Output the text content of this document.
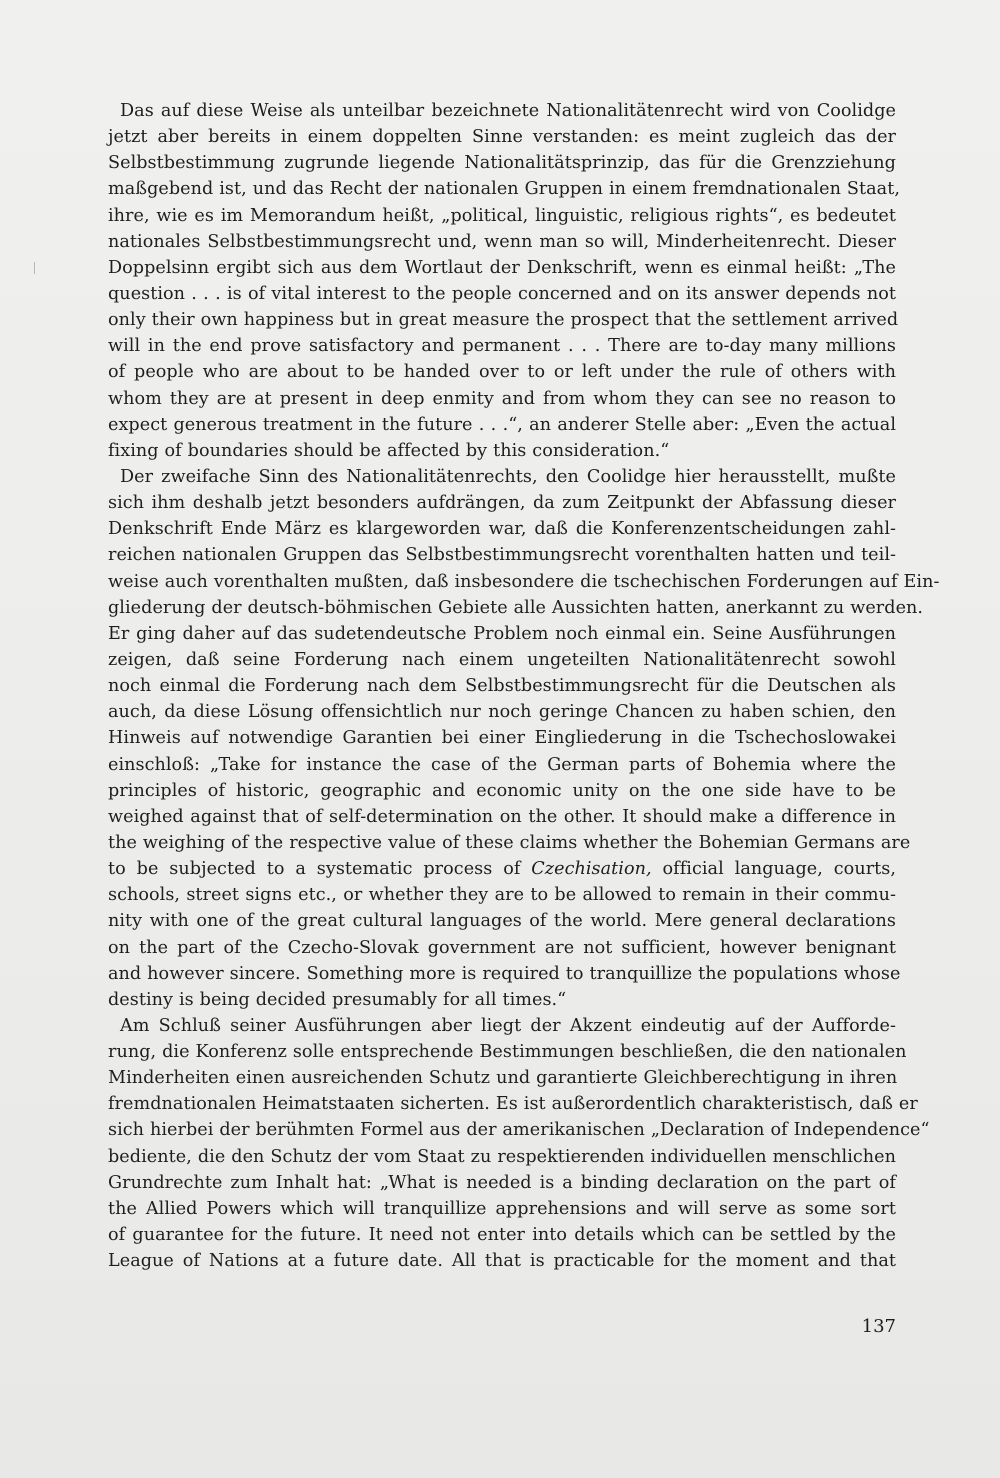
Das auf diese Weise als unteilbar bezeichnete Nationalitätenrecht wird von Coolidge
jetzt aber bereits in einem doppelten Sinne verstanden: es meint zugleich das der
Selbstbestimmung zugrunde liegende Nationalitätsprinzip, das für die Grenzziehung
maßgebend ist, und das Recht der nationalen Gruppen in einem fremdnationalen Staat,
ihre, wie es im Memorandum heißt, „political, linguistic, religious rights“, es bedeutet
nationales Selbstbestimmungsrecht und, wenn man so will, Minderheitenrecht. Dieser
Doppelsinn ergibt sich aus dem Wortlaut der Denkschrift, wenn es einmal heißt: „The
question . . . is of vital interest to the people concerned and on its answer depends not
only their own happiness but in great measure the prospect that the settlement arrived
will in the end prove satisfactory and permanent . . . There are to-day many millions
of people who are about to be handed over to or left under the rule of others with
whom they are at present in deep enmity and from whom they can see no reason to
expect generous treatment in the future . . .“, an anderer Stelle aber: „Even the actual
fixing of boundaries should be affected by this consideration.“
Der zweifache Sinn des Nationalitätenrechts, den Coolidge hier herausstellt, mußte
sich ihm deshalb jetzt besonders aufdrängen, da zum Zeitpunkt der Abfassung dieser
Denkschrift Ende März es klargeworden war, daß die Konferenzentscheidungen zahl-
reichen nationalen Gruppen das Selbstbestimmungsrecht vorenthalten hatten und teil-
weise auch vorenthalten mußten, daß insbesondere die tschechischen Forderungen auf Ein-
gliederung der deutsch-böhmischen Gebiete alle Aussichten hatten, anerkannt zu werden.
Er ging daher auf das sudetendeutsche Problem noch einmal ein. Seine Ausführungen
zeigen, daß seine Forderung nach einem ungeteilten Nationalitätenrecht sowohl
noch einmal die Forderung nach dem Selbstbestimmungsrecht für die Deutschen als
auch, da diese Lösung offensichtlich nur noch geringe Chancen zu haben schien, den
Hinweis auf notwendige Garantien bei einer Eingliederung in die Tschechoslowakei
einschloß: „Take for instance the case of the German parts of Bohemia where the
principles of historic, geographic and economic unity on the one side have to be
weighed against that of self-determination on the other. It should make a difference in
the weighing of the respective value of these claims whether the Bohemian Germans are
to be subjected to a systematic process of Czechisation, official language, courts,
schools, street signs etc., or whether they are to be allowed to remain in their commu-
nity with one of the great cultural languages of the world. Mere general declarations
on the part of the Czecho-Slovak government are not sufficient, however benignant
and however sincere. Something more is required to tranquillize the populations whose
destiny is being decided presumably for all times.“
Am Schluß seiner Ausführungen aber liegt der Akzent eindeutig auf der Aufforde-
rung, die Konferenz solle entsprechende Bestimmungen beschließen, die den nationalen
Minderheiten einen ausreichenden Schutz und garantierte Gleichberechtigung in ihren
fremdnationalen Heimatstaaten sicherten. Es ist außerordentlich charakteristisch, daß er
sich hierbei der berühmten Formel aus der amerikanischen „Declaration of Independence“
bediente, die den Schutz der vom Staat zu respektierenden individuellen menschlichen
Grundrechte zum Inhalt hat: „What is needed is a binding declaration on the part of
the Allied Powers which will tranquillize apprehensions and will serve as some sort
of guarantee for the future. It need not enter into details which can be settled by the
League of Nations at a future date. All that is practicable for the moment and that
137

Stated exercise:
Pull out each line of the entries that contains "this".

Exercise answer:
Output the text content of this document.
fixing of boundaries should be affected by this consideration.“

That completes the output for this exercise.